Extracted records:

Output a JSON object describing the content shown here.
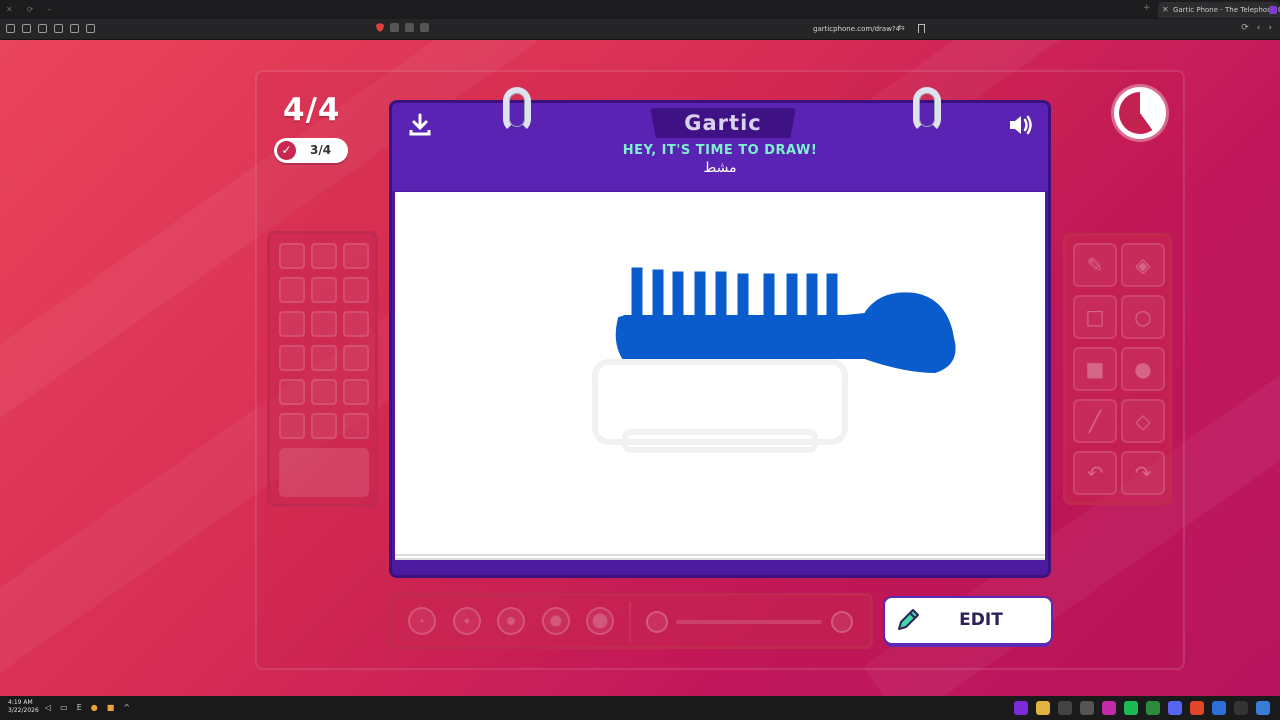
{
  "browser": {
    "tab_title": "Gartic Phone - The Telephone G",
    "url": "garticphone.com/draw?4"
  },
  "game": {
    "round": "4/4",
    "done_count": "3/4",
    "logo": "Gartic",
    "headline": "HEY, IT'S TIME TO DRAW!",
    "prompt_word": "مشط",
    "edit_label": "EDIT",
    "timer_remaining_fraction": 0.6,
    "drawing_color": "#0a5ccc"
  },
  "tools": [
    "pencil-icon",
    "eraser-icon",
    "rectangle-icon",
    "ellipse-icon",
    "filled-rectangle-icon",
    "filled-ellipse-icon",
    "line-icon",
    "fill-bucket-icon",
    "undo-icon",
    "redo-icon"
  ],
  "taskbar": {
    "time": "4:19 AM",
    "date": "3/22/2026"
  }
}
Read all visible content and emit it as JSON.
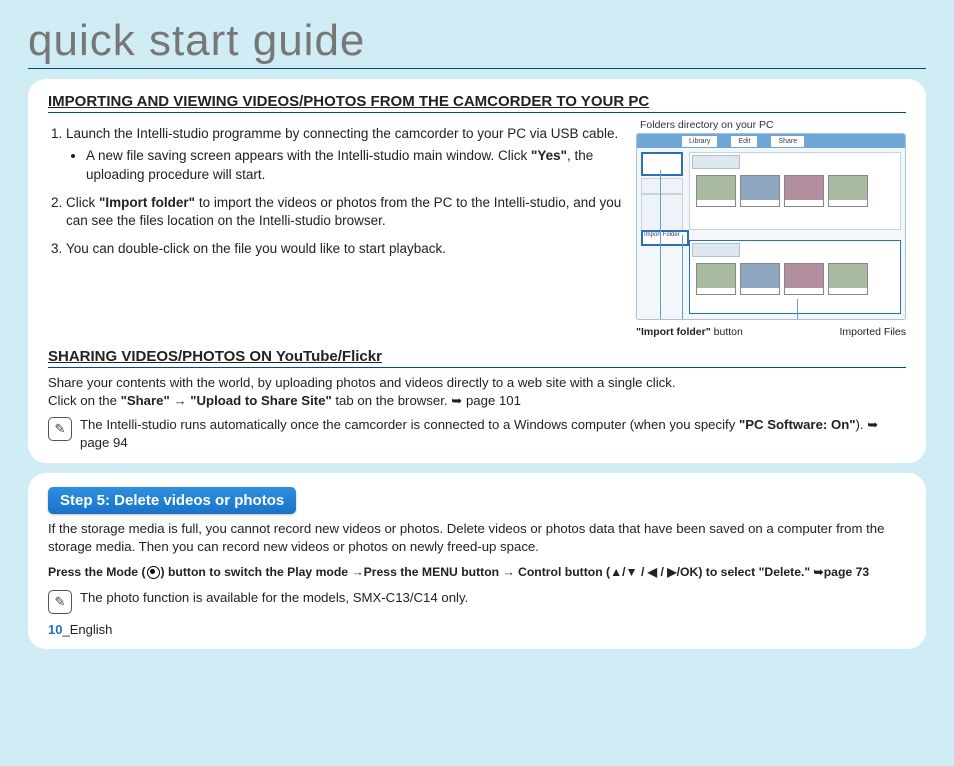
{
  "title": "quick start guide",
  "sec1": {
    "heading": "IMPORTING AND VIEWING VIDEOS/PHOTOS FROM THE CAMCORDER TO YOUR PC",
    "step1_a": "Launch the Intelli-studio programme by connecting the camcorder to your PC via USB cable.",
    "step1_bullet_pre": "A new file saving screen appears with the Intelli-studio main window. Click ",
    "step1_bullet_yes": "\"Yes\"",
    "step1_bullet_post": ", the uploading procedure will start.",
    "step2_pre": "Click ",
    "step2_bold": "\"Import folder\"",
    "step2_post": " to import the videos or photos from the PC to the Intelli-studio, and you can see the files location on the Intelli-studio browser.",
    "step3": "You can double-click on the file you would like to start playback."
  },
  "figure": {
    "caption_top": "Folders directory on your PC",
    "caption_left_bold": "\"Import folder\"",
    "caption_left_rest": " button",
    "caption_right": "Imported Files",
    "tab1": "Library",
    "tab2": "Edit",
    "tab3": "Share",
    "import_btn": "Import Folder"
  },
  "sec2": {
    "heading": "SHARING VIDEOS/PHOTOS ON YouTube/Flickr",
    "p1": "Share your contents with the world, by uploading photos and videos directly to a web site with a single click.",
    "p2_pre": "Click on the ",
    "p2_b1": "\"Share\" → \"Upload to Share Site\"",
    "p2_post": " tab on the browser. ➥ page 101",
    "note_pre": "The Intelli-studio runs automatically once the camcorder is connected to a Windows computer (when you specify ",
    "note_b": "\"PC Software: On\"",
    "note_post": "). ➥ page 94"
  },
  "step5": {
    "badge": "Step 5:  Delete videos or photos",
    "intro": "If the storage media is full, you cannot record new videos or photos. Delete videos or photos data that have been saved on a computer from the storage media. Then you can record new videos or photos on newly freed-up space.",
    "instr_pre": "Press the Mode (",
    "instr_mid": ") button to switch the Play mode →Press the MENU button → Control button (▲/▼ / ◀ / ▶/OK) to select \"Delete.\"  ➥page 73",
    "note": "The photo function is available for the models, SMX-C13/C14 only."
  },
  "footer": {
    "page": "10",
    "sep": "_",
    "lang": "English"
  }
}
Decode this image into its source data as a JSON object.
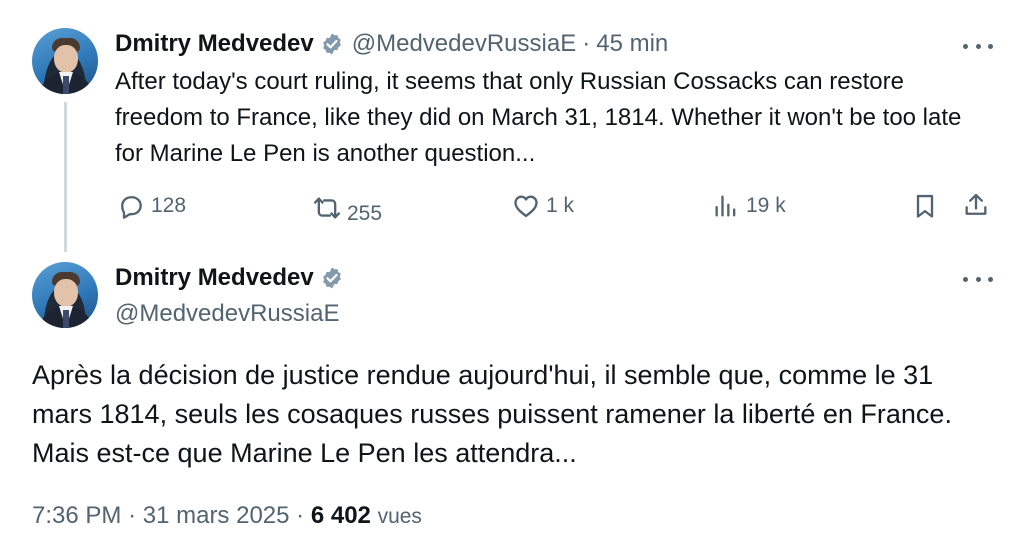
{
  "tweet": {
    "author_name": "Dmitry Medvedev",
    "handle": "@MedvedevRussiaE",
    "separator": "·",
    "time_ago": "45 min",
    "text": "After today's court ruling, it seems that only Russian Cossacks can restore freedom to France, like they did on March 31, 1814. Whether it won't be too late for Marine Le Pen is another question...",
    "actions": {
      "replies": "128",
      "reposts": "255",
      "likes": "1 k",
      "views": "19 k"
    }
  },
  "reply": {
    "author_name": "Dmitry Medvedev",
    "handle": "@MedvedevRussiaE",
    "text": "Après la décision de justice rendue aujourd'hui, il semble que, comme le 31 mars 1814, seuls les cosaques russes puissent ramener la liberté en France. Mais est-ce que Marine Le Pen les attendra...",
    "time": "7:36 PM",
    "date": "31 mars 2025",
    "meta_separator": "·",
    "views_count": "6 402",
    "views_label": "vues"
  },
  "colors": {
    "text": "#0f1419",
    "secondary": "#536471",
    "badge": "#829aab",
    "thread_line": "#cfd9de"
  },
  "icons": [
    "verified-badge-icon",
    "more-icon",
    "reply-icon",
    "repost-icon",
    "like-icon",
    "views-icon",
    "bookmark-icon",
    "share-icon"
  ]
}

* * *

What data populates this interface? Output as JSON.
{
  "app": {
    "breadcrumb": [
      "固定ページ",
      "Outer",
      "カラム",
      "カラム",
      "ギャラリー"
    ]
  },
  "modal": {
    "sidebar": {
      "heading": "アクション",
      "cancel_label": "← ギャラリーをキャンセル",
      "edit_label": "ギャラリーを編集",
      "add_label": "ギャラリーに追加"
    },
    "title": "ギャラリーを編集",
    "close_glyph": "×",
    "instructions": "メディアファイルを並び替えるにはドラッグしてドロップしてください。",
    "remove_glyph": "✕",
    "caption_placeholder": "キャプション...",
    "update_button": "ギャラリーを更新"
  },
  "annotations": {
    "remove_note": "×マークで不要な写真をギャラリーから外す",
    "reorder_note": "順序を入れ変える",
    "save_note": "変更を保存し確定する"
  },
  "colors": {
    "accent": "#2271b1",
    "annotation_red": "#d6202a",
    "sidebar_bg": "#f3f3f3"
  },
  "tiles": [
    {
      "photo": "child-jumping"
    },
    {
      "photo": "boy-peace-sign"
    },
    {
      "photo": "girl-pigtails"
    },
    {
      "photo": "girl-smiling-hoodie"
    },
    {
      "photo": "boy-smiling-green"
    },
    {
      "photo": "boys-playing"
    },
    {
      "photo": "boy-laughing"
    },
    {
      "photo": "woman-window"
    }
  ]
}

▶ _Given task_
Select every line in the records above that contains the word "girl".

▶ _Exercise answer_
      "photo": "girl-pigtails"
      "photo": "girl-smiling-hoodie"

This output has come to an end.